** TASK PROMPT **
The data must be written out once more, precisely as given.
## START SUPPLIED MATERIAL
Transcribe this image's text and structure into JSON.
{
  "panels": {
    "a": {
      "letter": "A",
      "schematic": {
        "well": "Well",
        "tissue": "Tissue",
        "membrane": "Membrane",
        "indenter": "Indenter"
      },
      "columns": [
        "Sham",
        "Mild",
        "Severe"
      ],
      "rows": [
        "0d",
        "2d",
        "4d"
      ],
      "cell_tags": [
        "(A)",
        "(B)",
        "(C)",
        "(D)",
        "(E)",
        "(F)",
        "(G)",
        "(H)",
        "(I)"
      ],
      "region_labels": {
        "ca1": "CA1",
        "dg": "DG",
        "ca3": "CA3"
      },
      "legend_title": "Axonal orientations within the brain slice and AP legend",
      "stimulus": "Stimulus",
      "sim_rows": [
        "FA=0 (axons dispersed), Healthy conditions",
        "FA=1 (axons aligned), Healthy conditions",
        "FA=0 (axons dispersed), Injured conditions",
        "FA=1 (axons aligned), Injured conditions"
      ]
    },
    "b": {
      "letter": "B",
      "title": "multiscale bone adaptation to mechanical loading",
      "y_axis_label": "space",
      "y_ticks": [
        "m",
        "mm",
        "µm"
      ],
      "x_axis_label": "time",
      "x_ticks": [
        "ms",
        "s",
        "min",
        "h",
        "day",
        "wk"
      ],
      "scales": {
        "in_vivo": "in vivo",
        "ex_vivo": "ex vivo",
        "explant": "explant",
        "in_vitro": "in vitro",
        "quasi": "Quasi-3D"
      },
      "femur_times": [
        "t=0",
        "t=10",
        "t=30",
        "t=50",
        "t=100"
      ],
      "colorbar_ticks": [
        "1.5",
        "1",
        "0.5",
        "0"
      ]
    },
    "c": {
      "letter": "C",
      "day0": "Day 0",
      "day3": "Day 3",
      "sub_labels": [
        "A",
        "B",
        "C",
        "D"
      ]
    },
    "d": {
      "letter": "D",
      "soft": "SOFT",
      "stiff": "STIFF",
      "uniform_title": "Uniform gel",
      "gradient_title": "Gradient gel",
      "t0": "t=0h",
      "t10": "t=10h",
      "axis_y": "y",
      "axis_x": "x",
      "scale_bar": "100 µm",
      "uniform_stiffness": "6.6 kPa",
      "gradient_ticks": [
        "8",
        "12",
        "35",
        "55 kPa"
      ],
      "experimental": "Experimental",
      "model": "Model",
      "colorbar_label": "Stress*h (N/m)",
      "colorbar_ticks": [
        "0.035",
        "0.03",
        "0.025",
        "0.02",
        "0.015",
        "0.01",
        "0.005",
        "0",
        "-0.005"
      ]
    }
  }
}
## END SUPPLIED MATERIAL
** FULL ANSWER **
Transcribe this image's text and structure into JSON.
{
  "panels": {
    "a": {
      "letter": "A",
      "schematic": {
        "well": "Well",
        "tissue": "Tissue",
        "membrane": "Membrane",
        "indenter": "Indenter"
      },
      "columns": [
        "Sham",
        "Mild",
        "Severe"
      ],
      "rows": [
        "0d",
        "2d",
        "4d"
      ],
      "cell_tags": [
        "(A)",
        "(B)",
        "(C)",
        "(D)",
        "(E)",
        "(F)",
        "(G)",
        "(H)",
        "(I)"
      ],
      "region_labels": {
        "ca1": "CA1",
        "dg": "DG",
        "ca3": "CA3"
      },
      "legend_title": "Axonal orientations within the brain slice and AP legend",
      "stimulus": "Stimulus",
      "sim_rows": [
        "FA=0 (axons dispersed), Healthy conditions",
        "FA=1 (axons aligned), Healthy conditions",
        "FA=0 (axons dispersed), Injured conditions",
        "FA=1 (axons aligned), Injured conditions"
      ]
    },
    "b": {
      "letter": "B",
      "title": "multiscale bone adaptation to mechanical loading",
      "y_axis_label": "space",
      "y_ticks": [
        "m",
        "mm",
        "µm"
      ],
      "x_axis_label": "time",
      "x_ticks": [
        "ms",
        "s",
        "min",
        "h",
        "day",
        "wk"
      ],
      "scales": {
        "in_vivo": "in vivo",
        "ex_vivo": "ex vivo",
        "explant": "explant",
        "in_vitro": "in vitro",
        "quasi": "Quasi-3D"
      },
      "femur_times": [
        "t=0",
        "t=10",
        "t=30",
        "t=50",
        "t=100"
      ],
      "colorbar_ticks": [
        "1.5",
        "1",
        "0.5",
        "0"
      ]
    },
    "c": {
      "letter": "C",
      "day0": "Day 0",
      "day3": "Day 3",
      "sub_labels": [
        "A",
        "B",
        "C",
        "D"
      ]
    },
    "d": {
      "letter": "D",
      "soft": "SOFT",
      "stiff": "STIFF",
      "uniform_title": "Uniform gel",
      "gradient_title": "Gradient gel",
      "t0": "t=0h",
      "t10": "t=10h",
      "axis_y": "y",
      "axis_x": "x",
      "scale_bar": "100 µm",
      "uniform_stiffness": "6.6 kPa",
      "gradient_ticks": [
        "8",
        "12",
        "35",
        "55 kPa"
      ],
      "experimental": "Experimental",
      "model": "Model",
      "colorbar_label": "Stress*h (N/m)",
      "colorbar_ticks": [
        "0.035",
        "0.03",
        "0.025",
        "0.02",
        "0.015",
        "0.01",
        "0.005",
        "0",
        "-0.005"
      ]
    }
  }
}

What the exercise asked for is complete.